PASSAGE GIVEN:
┄┄┄┄┄┄┄┄┄┄┄┄┄┄┄┄┄┄┄┄

Thursday, July 10, 2008

Poole: GSE's are insolvent

Chances are increasing that the U.S. may need to bail out Fannie Mae and the smaller Freddie Mac, former St. Louis Federal Reserve President William Poole said in an interview. Freddie Mac owed $5.2 billion more than its assets were worth in the first quarter, making it insolvent under fair value accounting rules, he said. The fair value of Fannie Mae's assets fell 66 percent to $12.2 billion, data provided by the Washington-based company show, and may be negative next quarter, Poole said.

``Congress ought to recognize that these firms are insolvent, that it is allowing these firms to continue to exist as bastions of privilege, financed by the taxpayer,'' Poole, 71, who left the Fed in March, said in an interview.

Fair value accounting measures a company's net worth if it had to liquidate all of its assets to repay liabilities. Fannie Mae and Freddie Mac, both of whom have the implicit backing of the government, make money by borrowing in the bond market and reinvesting the proceeds in higher-yielding mortgages and securities backed by home loans.

┄┄┄┄┄┄┄┄┄┄┄┄┄┄┄┄┄┄┄┄

ENTRIES PROVIDED:
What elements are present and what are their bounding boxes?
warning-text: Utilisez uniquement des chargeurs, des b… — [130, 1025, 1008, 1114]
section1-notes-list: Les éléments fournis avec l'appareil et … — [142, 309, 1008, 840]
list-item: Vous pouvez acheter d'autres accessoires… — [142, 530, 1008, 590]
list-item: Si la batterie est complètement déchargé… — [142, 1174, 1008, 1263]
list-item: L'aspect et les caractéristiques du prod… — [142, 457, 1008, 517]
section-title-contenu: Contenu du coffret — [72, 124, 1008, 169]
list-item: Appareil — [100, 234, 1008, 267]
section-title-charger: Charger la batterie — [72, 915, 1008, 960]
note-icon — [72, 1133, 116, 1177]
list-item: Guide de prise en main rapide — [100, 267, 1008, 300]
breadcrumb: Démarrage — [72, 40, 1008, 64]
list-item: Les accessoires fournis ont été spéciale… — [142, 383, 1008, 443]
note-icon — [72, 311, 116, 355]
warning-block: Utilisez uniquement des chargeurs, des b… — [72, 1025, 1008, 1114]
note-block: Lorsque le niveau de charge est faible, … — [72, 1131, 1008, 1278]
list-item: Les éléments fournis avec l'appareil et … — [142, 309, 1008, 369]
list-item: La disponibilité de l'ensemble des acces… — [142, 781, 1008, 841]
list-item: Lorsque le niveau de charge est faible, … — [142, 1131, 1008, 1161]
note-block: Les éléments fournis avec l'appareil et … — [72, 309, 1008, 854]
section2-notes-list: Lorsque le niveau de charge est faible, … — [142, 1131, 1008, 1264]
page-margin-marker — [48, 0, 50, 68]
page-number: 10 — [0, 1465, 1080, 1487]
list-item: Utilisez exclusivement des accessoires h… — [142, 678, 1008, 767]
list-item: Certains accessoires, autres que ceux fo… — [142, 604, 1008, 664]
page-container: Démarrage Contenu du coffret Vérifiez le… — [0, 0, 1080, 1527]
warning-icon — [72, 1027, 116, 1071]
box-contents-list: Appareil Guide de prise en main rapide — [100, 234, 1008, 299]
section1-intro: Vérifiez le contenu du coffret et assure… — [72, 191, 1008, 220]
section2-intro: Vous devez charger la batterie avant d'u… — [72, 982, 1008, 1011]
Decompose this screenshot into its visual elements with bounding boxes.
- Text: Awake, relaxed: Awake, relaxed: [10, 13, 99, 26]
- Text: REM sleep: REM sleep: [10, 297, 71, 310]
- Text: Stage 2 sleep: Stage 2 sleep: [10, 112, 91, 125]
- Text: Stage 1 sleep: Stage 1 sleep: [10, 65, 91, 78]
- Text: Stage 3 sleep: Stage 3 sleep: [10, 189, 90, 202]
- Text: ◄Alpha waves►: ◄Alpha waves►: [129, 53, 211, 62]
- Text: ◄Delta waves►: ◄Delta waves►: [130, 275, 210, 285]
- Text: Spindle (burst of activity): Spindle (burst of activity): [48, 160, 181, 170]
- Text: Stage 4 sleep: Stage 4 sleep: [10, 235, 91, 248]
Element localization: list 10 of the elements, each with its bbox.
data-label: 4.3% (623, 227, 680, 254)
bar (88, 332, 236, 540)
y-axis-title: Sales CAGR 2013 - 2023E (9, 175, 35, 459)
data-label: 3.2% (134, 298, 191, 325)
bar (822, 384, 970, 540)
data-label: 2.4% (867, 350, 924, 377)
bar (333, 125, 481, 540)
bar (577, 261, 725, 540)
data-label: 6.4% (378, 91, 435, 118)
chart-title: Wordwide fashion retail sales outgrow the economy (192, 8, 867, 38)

┄┄┄┄┄┄┄┄┄┄┄┄┄┄┄┄┄┄┄┄

EXERCISES TO COMPLETE:
- a) Does each statement agree with the post about Fannie Mae and Freddie Mac? Answer yes or no for each, quoting the words that decide it.
(i) Poole left the Fed in March.
(ii) The fair value of Fannie Mae's assets fell 66 percent to $5.2 billion.
(iii) Freddie Mac is the larger of the two firms.
- b) According to the post about Fannie Mae and Freddie Mac, how much more did Freddie Mac owe than its assets were worth in the first quarter?
- c) Repeat the stretch of the post about Fannie Mae and Freddie Mac from "Poole: GSE's are" through "quarter, Poole said.".
Answer from the post about Fannie Mae and Freddie Mac alone, not from the items.

RESULTS OF THE EXERCISE:
- a)
(i) Yes: "who left the Fed in March"
(ii) No: "The fair value of Fannie Mae's assets fell 66 percent to $12.2 billion"
(iii) No: "the smaller Freddie Mac"

- b) $5.2 billion.

- c)
Poole: GSE's are insolvent

Chances are increasing that the U.S. may need to bail out Fannie Mae and the smaller Freddie Mac, former St. Louis Federal Reserve President William Poole said in an interview. Freddie Mac owed $5.2 billion more than its assets were worth in the first quarter, making it insolvent under fair value accounting rules, he said. The fair value of Fannie Mae's assets fell 66 percent to $12.2 billion, data provided by the Washington-based company show, and may be negative next quarter, Poole said.